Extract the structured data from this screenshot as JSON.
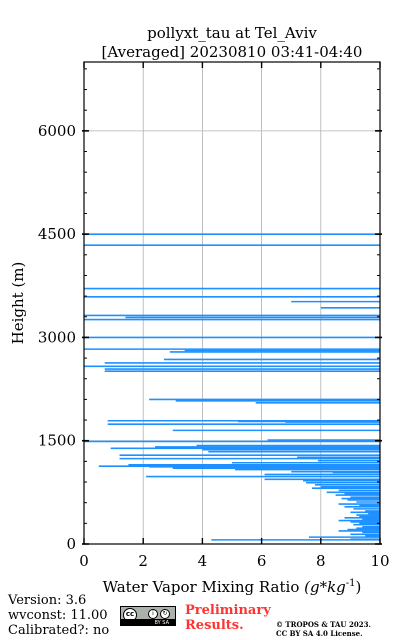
{
  "chart_data": {
    "type": "bar",
    "orientation": "horizontal",
    "title": "pollyxt_tau at Tel_Aviv",
    "subtitle": "[Averaged] 20230810 03:41-04:40",
    "xlabel": "Water Vapor Mixing Ratio ",
    "xlabel_math": "(g*kg",
    "xlabel_sup": "-1",
    "xlabel_close": ")",
    "ylabel": "Height (m)",
    "xlim": [
      0,
      10
    ],
    "ylim": [
      0,
      7000
    ],
    "xticks": [
      0,
      2,
      4,
      6,
      8,
      10
    ],
    "xtick_labels": [
      "0",
      "2",
      "4",
      "6",
      "8",
      "10"
    ],
    "yticks": [
      0,
      1500,
      3000,
      4500,
      6000
    ],
    "ytick_labels": [
      "0",
      "1500",
      "3000",
      "4500",
      "6000"
    ],
    "grid": true,
    "color": "#1e90ff",
    "points": [
      [
        4500,
        0
      ],
      [
        4340,
        0
      ],
      [
        3710,
        0
      ],
      [
        3590,
        0
      ],
      [
        3520,
        7
      ],
      [
        3430,
        8
      ],
      [
        3320,
        0
      ],
      [
        3290,
        1.4
      ],
      [
        3260,
        0
      ],
      [
        3000,
        0
      ],
      [
        2830,
        0
      ],
      [
        2810,
        3.4
      ],
      [
        2790,
        2.9
      ],
      [
        2680,
        2.7
      ],
      [
        2660,
        10
      ],
      [
        2630,
        0.7
      ],
      [
        2580,
        0
      ],
      [
        2540,
        0.7
      ],
      [
        2510,
        0.7
      ],
      [
        2100,
        2.2
      ],
      [
        2080,
        3.1
      ],
      [
        2050,
        5.8
      ],
      [
        2040,
        10
      ],
      [
        1790,
        0.8
      ],
      [
        1780,
        5.2
      ],
      [
        1770,
        6.8
      ],
      [
        1740,
        0.8
      ],
      [
        1650,
        3.0
      ],
      [
        1640,
        10
      ],
      [
        1510,
        6.2
      ],
      [
        1490,
        0
      ],
      [
        1430,
        3.8
      ],
      [
        1410,
        2.4
      ],
      [
        1390,
        0.9
      ],
      [
        1370,
        4.0
      ],
      [
        1340,
        4.2
      ],
      [
        1290,
        1.2
      ],
      [
        1260,
        7.2
      ],
      [
        1240,
        1.2
      ],
      [
        1210,
        7.9
      ],
      [
        1180,
        5.0
      ],
      [
        1150,
        1.5
      ],
      [
        1130,
        0.5
      ],
      [
        1120,
        2.2
      ],
      [
        1100,
        3.0
      ],
      [
        1080,
        5.1
      ],
      [
        1050,
        7.0
      ],
      [
        1040,
        8.4
      ],
      [
        1010,
        6.1
      ],
      [
        980,
        2.1
      ],
      [
        940,
        6.1
      ],
      [
        920,
        7.4
      ],
      [
        890,
        7.5
      ],
      [
        860,
        7.8
      ],
      [
        830,
        8.0
      ],
      [
        810,
        7.7
      ],
      [
        780,
        8.6
      ],
      [
        750,
        8.2
      ],
      [
        730,
        8.8
      ],
      [
        710,
        8.5
      ],
      [
        680,
        9.0
      ],
      [
        660,
        8.7
      ],
      [
        640,
        8.9
      ],
      [
        610,
        9.2
      ],
      [
        580,
        8.6
      ],
      [
        560,
        9.3
      ],
      [
        540,
        8.8
      ],
      [
        510,
        9.1
      ],
      [
        480,
        9.5
      ],
      [
        460,
        9.0
      ],
      [
        440,
        9.6
      ],
      [
        420,
        9.2
      ],
      [
        400,
        9.3
      ],
      [
        380,
        8.8
      ],
      [
        360,
        9.4
      ],
      [
        340,
        8.6
      ],
      [
        320,
        9.0
      ],
      [
        300,
        9.3
      ],
      [
        280,
        9.1
      ],
      [
        250,
        9.4
      ],
      [
        230,
        9.2
      ],
      [
        210,
        8.9
      ],
      [
        190,
        8.6
      ],
      [
        170,
        9.4
      ],
      [
        140,
        9.0
      ],
      [
        120,
        9.5
      ],
      [
        100,
        7.6
      ],
      [
        70,
        9.0
      ],
      [
        60,
        4.3
      ]
    ]
  },
  "footer": {
    "version": "Version: 3.6",
    "wvconst": "wvconst:  11.00",
    "calibrated": "Calibrated?: no",
    "preliminary_line1": "Preliminary",
    "preliminary_line2": "Results.",
    "copyright_line1": "© TROPOS & TAU 2023.",
    "copyright_line2": "CC BY SA 4.0 License.",
    "badge_text": "BY SA"
  }
}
+---+
Without including any picture, repeat the data exactly.

Extract the structured data from this screenshot as JSON.
{
  "chart_data": {
    "type": "bar",
    "orientation": "horizontal",
    "title": "pollyxt_tau at Tel_Aviv",
    "subtitle": "[Averaged] 20230810 03:41-04:40",
    "xlabel": "Water Vapor Mixing Ratio ",
    "xlabel_math": "(g*kg",
    "xlabel_sup": "-1",
    "xlabel_close": ")",
    "ylabel": "Height (m)",
    "xlim": [
      0,
      10
    ],
    "ylim": [
      0,
      7000
    ],
    "xticks": [
      0,
      2,
      4,
      6,
      8,
      10
    ],
    "xtick_labels": [
      "0",
      "2",
      "4",
      "6",
      "8",
      "10"
    ],
    "yticks": [
      0,
      1500,
      3000,
      4500,
      6000
    ],
    "ytick_labels": [
      "0",
      "1500",
      "3000",
      "4500",
      "6000"
    ],
    "grid": true,
    "color": "#1e90ff",
    "points": [
      [
        4500,
        0
      ],
      [
        4340,
        0
      ],
      [
        3710,
        0
      ],
      [
        3590,
        0
      ],
      [
        3520,
        7
      ],
      [
        3430,
        8
      ],
      [
        3320,
        0
      ],
      [
        3290,
        1.4
      ],
      [
        3260,
        0
      ],
      [
        3000,
        0
      ],
      [
        2830,
        0
      ],
      [
        2810,
        3.4
      ],
      [
        2790,
        2.9
      ],
      [
        2680,
        2.7
      ],
      [
        2660,
        10
      ],
      [
        2630,
        0.7
      ],
      [
        2580,
        0
      ],
      [
        2540,
        0.7
      ],
      [
        2510,
        0.7
      ],
      [
        2100,
        2.2
      ],
      [
        2080,
        3.1
      ],
      [
        2050,
        5.8
      ],
      [
        2040,
        10
      ],
      [
        1790,
        0.8
      ],
      [
        1780,
        5.2
      ],
      [
        1770,
        6.8
      ],
      [
        1740,
        0.8
      ],
      [
        1650,
        3.0
      ],
      [
        1640,
        10
      ],
      [
        1510,
        6.2
      ],
      [
        1490,
        0
      ],
      [
        1430,
        3.8
      ],
      [
        1410,
        2.4
      ],
      [
        1390,
        0.9
      ],
      [
        1370,
        4.0
      ],
      [
        1340,
        4.2
      ],
      [
        1290,
        1.2
      ],
      [
        1260,
        7.2
      ],
      [
        1240,
        1.2
      ],
      [
        1210,
        7.9
      ],
      [
        1180,
        5.0
      ],
      [
        1150,
        1.5
      ],
      [
        1130,
        0.5
      ],
      [
        1120,
        2.2
      ],
      [
        1100,
        3.0
      ],
      [
        1080,
        5.1
      ],
      [
        1050,
        7.0
      ],
      [
        1040,
        8.4
      ],
      [
        1010,
        6.1
      ],
      [
        980,
        2.1
      ],
      [
        940,
        6.1
      ],
      [
        920,
        7.4
      ],
      [
        890,
        7.5
      ],
      [
        860,
        7.8
      ],
      [
        830,
        8.0
      ],
      [
        810,
        7.7
      ],
      [
        780,
        8.6
      ],
      [
        750,
        8.2
      ],
      [
        730,
        8.8
      ],
      [
        710,
        8.5
      ],
      [
        680,
        9.0
      ],
      [
        660,
        8.7
      ],
      [
        640,
        8.9
      ],
      [
        610,
        9.2
      ],
      [
        580,
        8.6
      ],
      [
        560,
        9.3
      ],
      [
        540,
        8.8
      ],
      [
        510,
        9.1
      ],
      [
        480,
        9.5
      ],
      [
        460,
        9.0
      ],
      [
        440,
        9.6
      ],
      [
        420,
        9.2
      ],
      [
        400,
        9.3
      ],
      [
        380,
        8.8
      ],
      [
        360,
        9.4
      ],
      [
        340,
        8.6
      ],
      [
        320,
        9.0
      ],
      [
        300,
        9.3
      ],
      [
        280,
        9.1
      ],
      [
        250,
        9.4
      ],
      [
        230,
        9.2
      ],
      [
        210,
        8.9
      ],
      [
        190,
        8.6
      ],
      [
        170,
        9.4
      ],
      [
        140,
        9.0
      ],
      [
        120,
        9.5
      ],
      [
        100,
        7.6
      ],
      [
        70,
        9.0
      ],
      [
        60,
        4.3
      ]
    ]
  },
  "footer": {
    "version": "Version: 3.6",
    "wvconst": "wvconst:  11.00",
    "calibrated": "Calibrated?: no",
    "preliminary_line1": "Preliminary",
    "preliminary_line2": "Results.",
    "copyright_line1": "© TROPOS & TAU 2023.",
    "copyright_line2": "CC BY SA 4.0 License.",
    "badge_text": "BY SA"
  }
}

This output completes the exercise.